**The request**
Could you repeat the records below exactly, leaving out any pictures?

[Collected data entries]
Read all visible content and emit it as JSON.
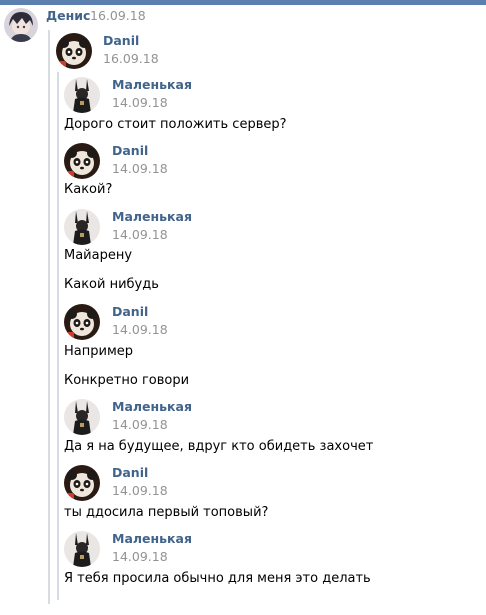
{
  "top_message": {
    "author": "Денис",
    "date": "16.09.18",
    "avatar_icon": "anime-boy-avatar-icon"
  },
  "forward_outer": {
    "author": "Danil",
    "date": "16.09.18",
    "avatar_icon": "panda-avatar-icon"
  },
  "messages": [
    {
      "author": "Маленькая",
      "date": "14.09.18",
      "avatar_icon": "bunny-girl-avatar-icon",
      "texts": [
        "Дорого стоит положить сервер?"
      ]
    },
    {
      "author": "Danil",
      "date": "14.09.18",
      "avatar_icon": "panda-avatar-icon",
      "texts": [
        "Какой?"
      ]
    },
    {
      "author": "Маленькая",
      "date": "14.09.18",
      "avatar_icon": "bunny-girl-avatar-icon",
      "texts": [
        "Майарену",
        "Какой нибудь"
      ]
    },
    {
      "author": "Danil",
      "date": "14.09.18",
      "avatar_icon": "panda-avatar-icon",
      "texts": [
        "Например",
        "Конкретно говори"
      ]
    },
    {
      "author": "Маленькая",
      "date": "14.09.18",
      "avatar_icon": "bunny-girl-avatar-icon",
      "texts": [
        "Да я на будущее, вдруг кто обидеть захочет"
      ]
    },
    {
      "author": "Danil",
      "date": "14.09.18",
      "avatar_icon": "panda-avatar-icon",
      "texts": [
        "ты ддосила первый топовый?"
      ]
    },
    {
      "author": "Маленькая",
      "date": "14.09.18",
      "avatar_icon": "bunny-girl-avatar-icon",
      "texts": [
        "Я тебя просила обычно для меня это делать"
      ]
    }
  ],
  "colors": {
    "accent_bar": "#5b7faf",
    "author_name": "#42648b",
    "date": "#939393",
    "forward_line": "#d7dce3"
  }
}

**Completed exercise**
Read all visible content and emit it as JSON.
{
  "top_message": {
    "author": "Денис",
    "date": "16.09.18",
    "avatar_icon": "anime-boy-avatar-icon"
  },
  "forward_outer": {
    "author": "Danil",
    "date": "16.09.18",
    "avatar_icon": "panda-avatar-icon"
  },
  "messages": [
    {
      "author": "Маленькая",
      "date": "14.09.18",
      "avatar_icon": "bunny-girl-avatar-icon",
      "texts": [
        "Дорого стоит положить сервер?"
      ]
    },
    {
      "author": "Danil",
      "date": "14.09.18",
      "avatar_icon": "panda-avatar-icon",
      "texts": [
        "Какой?"
      ]
    },
    {
      "author": "Маленькая",
      "date": "14.09.18",
      "avatar_icon": "bunny-girl-avatar-icon",
      "texts": [
        "Майарену",
        "Какой нибудь"
      ]
    },
    {
      "author": "Danil",
      "date": "14.09.18",
      "avatar_icon": "panda-avatar-icon",
      "texts": [
        "Например",
        "Конкретно говори"
      ]
    },
    {
      "author": "Маленькая",
      "date": "14.09.18",
      "avatar_icon": "bunny-girl-avatar-icon",
      "texts": [
        "Да я на будущее, вдруг кто обидеть захочет"
      ]
    },
    {
      "author": "Danil",
      "date": "14.09.18",
      "avatar_icon": "panda-avatar-icon",
      "texts": [
        "ты ддосила первый топовый?"
      ]
    },
    {
      "author": "Маленькая",
      "date": "14.09.18",
      "avatar_icon": "bunny-girl-avatar-icon",
      "texts": [
        "Я тебя просила обычно для меня это делать"
      ]
    }
  ],
  "colors": {
    "accent_bar": "#5b7faf",
    "author_name": "#42648b",
    "date": "#939393",
    "forward_line": "#d7dce3"
  }
}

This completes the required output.